What the task asks:
Collect each line of the entries that holds the string "DIABETIC".

┌─ Task input

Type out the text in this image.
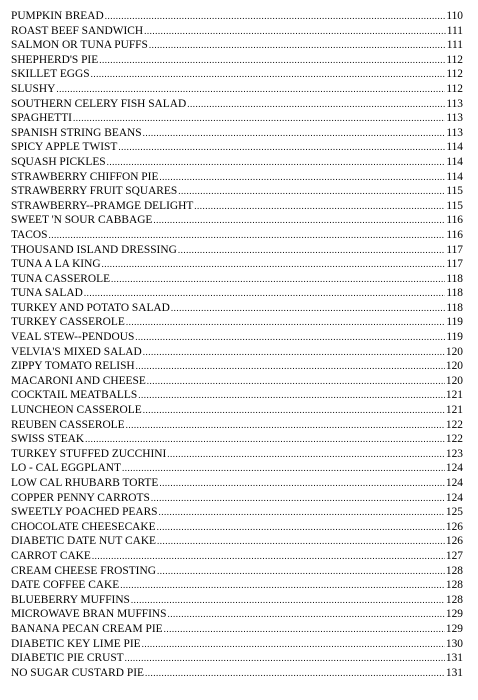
PUMPKIN BREAD .....	110
ROAST BEEF SANDWICH .....	111
SALMON OR TUNA PUFFS .....	111
SHEPHERD'S PIE .....	112
SKILLET EGGS .....	112
SLUSHY .....	112
SOUTHERN CELERY FISH SALAD .....	113
SPAGHETTI .....	113
SPANISH STRING BEANS .....	113
SPICY APPLE TWIST .....	114
SQUASH PICKLES .....	114
STRAWBERRY CHIFFON PIE .....	114
STRAWBERRY FRUIT SQUARES .....	115
STRAWBERRY--PRAMGE DELIGHT .....	115
SWEET 'N SOUR CABBAGE .....	116
TACOS .....	116
THOUSAND ISLAND DRESSING .....	117
TUNA A LA KING .....	117
TUNA CASSEROLE .....	118
TUNA SALAD .....	118
TURKEY AND POTATO SALAD .....	118
TURKEY CASSEROLE .....	119
VEAL STEW--PENDOUS .....	119
VELVIA'S MIXED SALAD .....	120
ZIPPY TOMATO RELISH .....	120
MACARONI AND CHEESE .....	120
COCKTAIL MEATBALLS .....	121
LUNCHEON CASSEROLE .....	121
REUBEN CASSEROLE .....	122
SWISS STEAK .....	122
TURKEY STUFFED ZUCCHINI .....	123
LO - CAL EGGPLANT .....	124
LOW CAL RHUBARB TORTE .....	124
COPPER PENNY CARROTS .....	124
SWEETLY POACHED PEARS .....	125
CHOCOLATE CHEESECAKE .....	126
DIABETIC DATE NUT CAKE .....	126
CARROT CAKE .....	127
CREAM CHEESE FROSTING .....	128
DATE COFFEE CAKE .....	128
BLUEBERRY MUFFINS .....	128
MICROWAVE BRAN MUFFINS .....	129
BANANA PECAN CREAM PIE .....	129
DIABETIC KEY LIME PIE .....	130
DIABETIC PIE CRUST .....	131
NO SUGAR CUSTARD PIE .....	131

└─

Answer in full:
DIABETIC DATE NUT CAKE .....	126
DIABETIC KEY LIME PIE .....	130
DIABETIC PIE CRUST .....	131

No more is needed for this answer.